Request - Select the lines that contain "ylabel" and copy each of them.

--- BEGIN ---

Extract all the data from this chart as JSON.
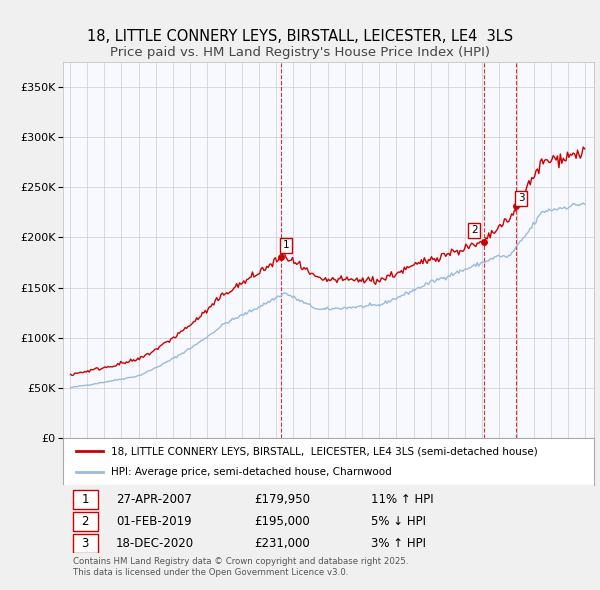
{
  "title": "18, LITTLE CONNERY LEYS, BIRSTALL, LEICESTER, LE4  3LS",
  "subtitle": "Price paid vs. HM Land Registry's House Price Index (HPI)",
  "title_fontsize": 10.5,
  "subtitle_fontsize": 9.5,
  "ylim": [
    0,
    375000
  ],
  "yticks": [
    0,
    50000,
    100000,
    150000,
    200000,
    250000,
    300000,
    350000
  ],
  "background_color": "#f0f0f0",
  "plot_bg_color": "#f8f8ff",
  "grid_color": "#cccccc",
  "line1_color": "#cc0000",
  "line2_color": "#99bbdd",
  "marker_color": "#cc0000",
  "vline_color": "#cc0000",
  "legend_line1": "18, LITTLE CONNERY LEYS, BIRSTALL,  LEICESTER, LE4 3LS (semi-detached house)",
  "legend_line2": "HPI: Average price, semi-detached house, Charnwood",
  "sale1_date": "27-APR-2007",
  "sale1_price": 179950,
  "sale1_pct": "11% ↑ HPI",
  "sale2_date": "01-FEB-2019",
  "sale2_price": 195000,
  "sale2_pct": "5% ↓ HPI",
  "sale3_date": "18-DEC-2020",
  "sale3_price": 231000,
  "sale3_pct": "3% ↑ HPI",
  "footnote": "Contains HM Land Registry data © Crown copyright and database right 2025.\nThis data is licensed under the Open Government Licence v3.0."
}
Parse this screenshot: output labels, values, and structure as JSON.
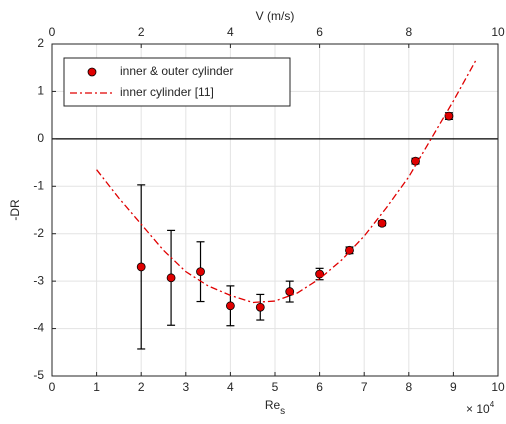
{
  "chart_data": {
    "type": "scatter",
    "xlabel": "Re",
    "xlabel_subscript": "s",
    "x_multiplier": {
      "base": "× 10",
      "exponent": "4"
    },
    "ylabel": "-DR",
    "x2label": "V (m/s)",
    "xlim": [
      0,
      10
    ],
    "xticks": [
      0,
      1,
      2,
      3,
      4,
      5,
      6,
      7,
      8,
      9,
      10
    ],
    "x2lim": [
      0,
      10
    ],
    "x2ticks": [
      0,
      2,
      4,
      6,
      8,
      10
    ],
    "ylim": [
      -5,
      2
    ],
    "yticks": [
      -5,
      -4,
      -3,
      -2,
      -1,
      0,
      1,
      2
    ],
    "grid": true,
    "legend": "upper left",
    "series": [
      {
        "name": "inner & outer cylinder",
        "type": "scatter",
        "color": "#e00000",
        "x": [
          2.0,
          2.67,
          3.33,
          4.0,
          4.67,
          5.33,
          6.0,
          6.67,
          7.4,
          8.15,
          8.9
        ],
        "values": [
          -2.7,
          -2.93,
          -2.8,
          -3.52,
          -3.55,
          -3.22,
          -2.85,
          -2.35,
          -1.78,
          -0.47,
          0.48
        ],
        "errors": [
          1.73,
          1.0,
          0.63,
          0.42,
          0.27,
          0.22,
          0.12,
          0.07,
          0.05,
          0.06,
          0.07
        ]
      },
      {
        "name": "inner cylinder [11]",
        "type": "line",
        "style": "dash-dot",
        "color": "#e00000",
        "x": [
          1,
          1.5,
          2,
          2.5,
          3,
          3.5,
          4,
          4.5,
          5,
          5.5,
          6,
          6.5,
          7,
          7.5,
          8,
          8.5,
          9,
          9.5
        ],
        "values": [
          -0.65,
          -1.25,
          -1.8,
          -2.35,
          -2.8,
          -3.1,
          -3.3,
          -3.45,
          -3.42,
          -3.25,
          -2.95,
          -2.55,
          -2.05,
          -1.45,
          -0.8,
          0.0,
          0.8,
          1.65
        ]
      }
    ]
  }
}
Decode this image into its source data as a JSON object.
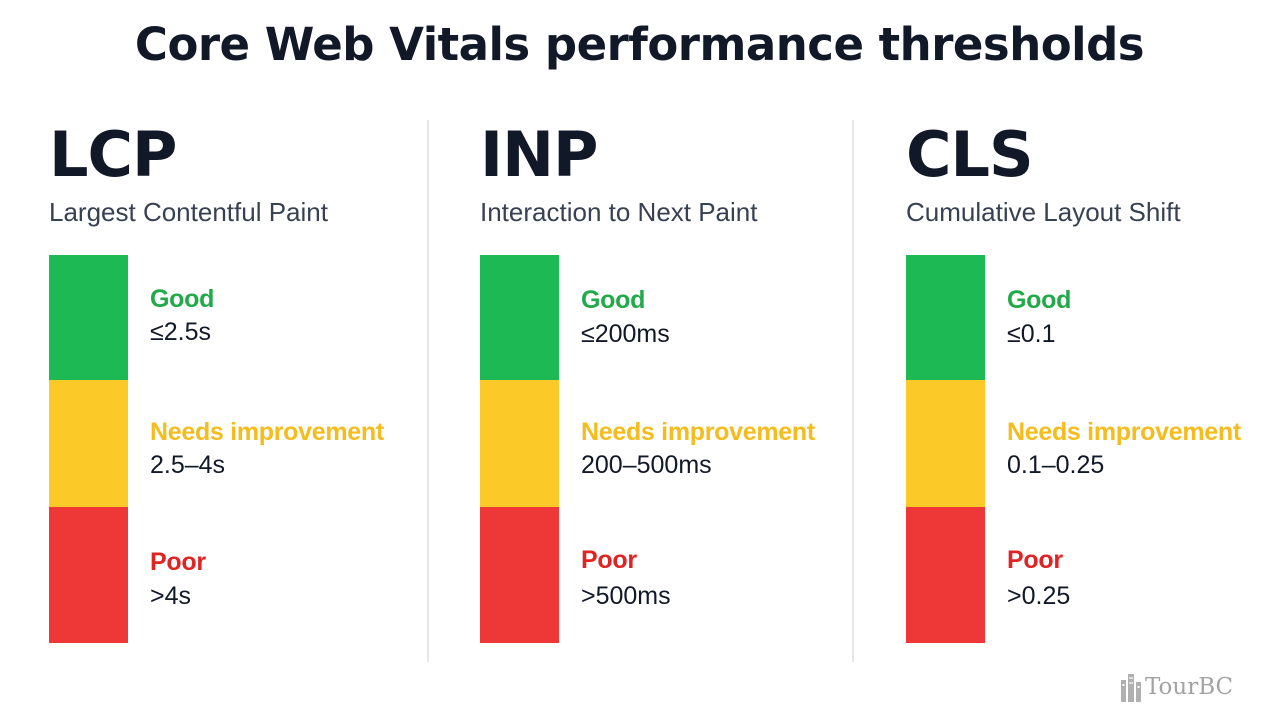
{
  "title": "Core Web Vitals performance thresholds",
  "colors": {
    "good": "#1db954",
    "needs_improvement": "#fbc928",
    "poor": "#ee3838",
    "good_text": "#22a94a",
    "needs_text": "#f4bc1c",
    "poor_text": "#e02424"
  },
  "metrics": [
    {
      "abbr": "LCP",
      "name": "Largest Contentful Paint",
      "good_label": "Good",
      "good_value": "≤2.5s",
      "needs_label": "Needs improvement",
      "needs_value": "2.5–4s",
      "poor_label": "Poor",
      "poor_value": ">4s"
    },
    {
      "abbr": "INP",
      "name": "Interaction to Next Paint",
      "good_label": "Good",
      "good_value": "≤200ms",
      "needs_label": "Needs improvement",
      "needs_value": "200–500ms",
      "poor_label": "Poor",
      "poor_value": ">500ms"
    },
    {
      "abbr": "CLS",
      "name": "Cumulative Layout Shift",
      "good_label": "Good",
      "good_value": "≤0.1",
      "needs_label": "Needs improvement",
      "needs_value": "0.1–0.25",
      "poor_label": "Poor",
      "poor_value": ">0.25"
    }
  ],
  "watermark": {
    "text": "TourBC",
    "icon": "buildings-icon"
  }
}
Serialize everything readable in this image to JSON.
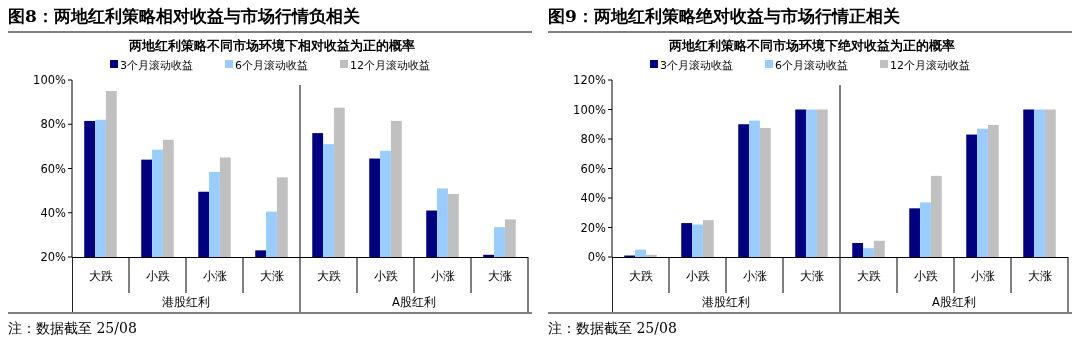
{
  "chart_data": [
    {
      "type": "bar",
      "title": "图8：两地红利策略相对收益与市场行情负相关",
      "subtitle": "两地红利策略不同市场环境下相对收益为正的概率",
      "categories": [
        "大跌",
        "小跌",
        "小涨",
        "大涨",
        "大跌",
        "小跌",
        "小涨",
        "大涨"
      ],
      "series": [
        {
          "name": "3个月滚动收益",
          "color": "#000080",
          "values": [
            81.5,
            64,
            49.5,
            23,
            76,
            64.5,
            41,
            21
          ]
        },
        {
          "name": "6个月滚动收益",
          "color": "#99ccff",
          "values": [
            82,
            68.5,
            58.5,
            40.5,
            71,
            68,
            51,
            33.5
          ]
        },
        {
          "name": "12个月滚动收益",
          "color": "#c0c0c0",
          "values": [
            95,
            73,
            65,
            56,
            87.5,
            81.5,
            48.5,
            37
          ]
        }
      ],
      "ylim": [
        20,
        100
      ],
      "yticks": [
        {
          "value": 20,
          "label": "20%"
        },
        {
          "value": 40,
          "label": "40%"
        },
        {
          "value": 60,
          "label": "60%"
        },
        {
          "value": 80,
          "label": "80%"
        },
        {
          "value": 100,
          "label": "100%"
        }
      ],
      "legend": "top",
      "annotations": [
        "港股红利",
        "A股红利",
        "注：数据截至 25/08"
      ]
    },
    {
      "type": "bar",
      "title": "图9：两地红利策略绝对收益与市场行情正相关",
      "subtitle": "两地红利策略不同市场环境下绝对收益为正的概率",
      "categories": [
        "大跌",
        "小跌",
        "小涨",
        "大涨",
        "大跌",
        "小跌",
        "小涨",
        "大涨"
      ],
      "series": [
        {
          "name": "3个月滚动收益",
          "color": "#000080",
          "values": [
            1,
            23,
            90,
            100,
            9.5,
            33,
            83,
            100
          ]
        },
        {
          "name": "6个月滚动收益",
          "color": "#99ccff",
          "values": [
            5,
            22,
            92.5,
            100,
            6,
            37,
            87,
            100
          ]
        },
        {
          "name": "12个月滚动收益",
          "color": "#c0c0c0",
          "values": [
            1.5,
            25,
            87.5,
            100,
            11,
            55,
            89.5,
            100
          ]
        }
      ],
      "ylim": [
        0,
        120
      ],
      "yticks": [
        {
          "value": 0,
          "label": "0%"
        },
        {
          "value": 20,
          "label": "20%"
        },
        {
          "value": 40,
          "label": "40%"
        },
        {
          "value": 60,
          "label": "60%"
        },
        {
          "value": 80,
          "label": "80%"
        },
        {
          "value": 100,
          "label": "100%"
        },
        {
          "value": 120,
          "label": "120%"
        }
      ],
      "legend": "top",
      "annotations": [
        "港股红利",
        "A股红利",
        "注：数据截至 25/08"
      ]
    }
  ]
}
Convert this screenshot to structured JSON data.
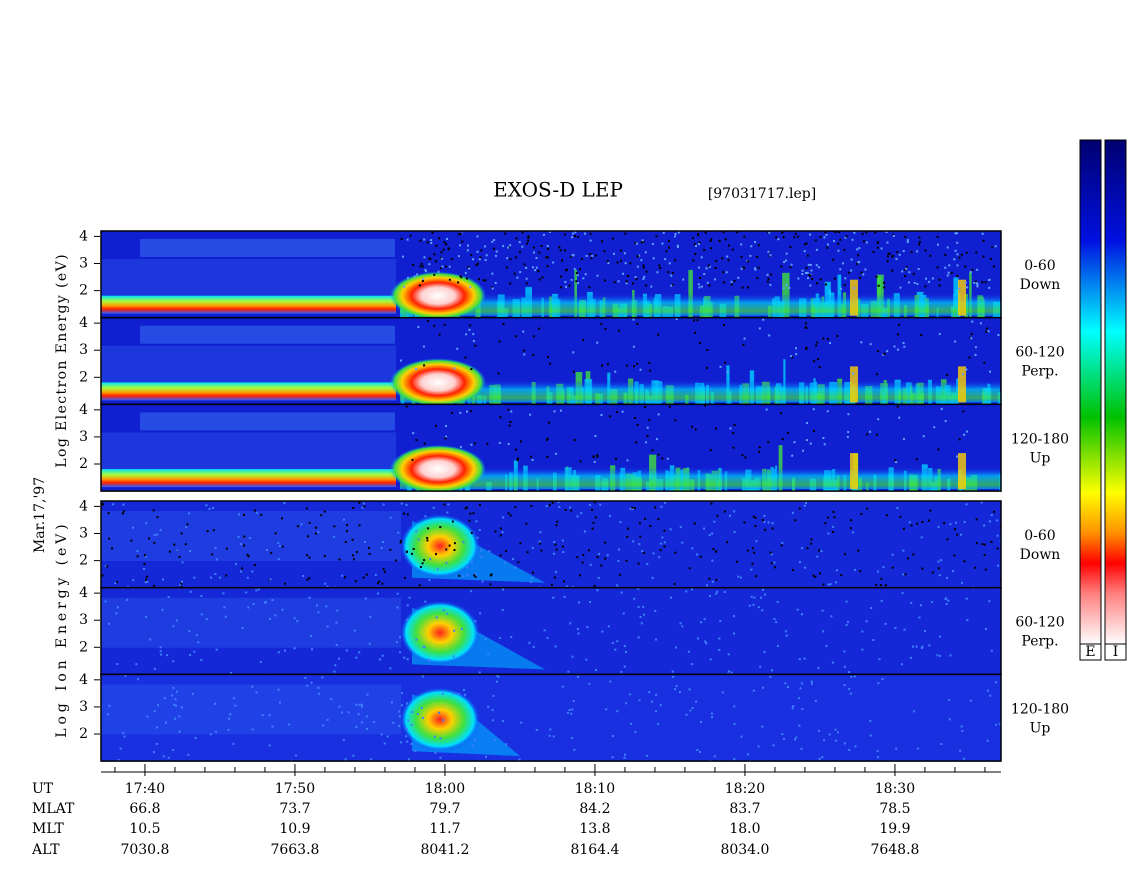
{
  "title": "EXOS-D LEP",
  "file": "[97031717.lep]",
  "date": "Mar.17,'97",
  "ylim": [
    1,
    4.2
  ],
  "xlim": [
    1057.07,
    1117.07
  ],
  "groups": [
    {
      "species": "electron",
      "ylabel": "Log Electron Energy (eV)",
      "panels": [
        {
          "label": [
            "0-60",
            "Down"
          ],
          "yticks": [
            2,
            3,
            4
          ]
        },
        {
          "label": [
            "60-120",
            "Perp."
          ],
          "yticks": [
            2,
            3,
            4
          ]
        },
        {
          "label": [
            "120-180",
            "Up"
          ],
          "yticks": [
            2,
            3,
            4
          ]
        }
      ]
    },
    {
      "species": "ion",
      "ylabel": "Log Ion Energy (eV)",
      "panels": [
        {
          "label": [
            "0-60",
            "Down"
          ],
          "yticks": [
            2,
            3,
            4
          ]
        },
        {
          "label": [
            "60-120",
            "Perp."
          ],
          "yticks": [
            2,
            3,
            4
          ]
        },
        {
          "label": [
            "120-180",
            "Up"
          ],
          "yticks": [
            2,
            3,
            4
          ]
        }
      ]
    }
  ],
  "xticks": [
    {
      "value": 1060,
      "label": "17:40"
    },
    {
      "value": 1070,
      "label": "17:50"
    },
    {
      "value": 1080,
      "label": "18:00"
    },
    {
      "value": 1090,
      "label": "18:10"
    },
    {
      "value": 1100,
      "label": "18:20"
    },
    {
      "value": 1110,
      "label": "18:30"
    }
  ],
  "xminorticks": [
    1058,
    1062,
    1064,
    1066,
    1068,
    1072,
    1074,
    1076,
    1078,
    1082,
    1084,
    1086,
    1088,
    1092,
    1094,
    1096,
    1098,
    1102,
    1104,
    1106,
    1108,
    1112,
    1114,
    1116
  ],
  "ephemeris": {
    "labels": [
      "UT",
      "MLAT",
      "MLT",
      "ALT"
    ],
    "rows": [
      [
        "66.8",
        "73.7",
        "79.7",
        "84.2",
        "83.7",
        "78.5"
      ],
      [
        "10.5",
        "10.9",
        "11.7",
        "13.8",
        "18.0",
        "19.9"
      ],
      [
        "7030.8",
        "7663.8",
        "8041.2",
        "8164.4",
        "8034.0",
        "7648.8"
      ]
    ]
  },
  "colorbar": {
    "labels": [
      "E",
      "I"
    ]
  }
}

--- END ---

Response to this task -
    "ylabel": "-DR",
      "ylabel": "Log Electron Energy (eV)",
      "ylabel": "Log Ion Energy (eV)",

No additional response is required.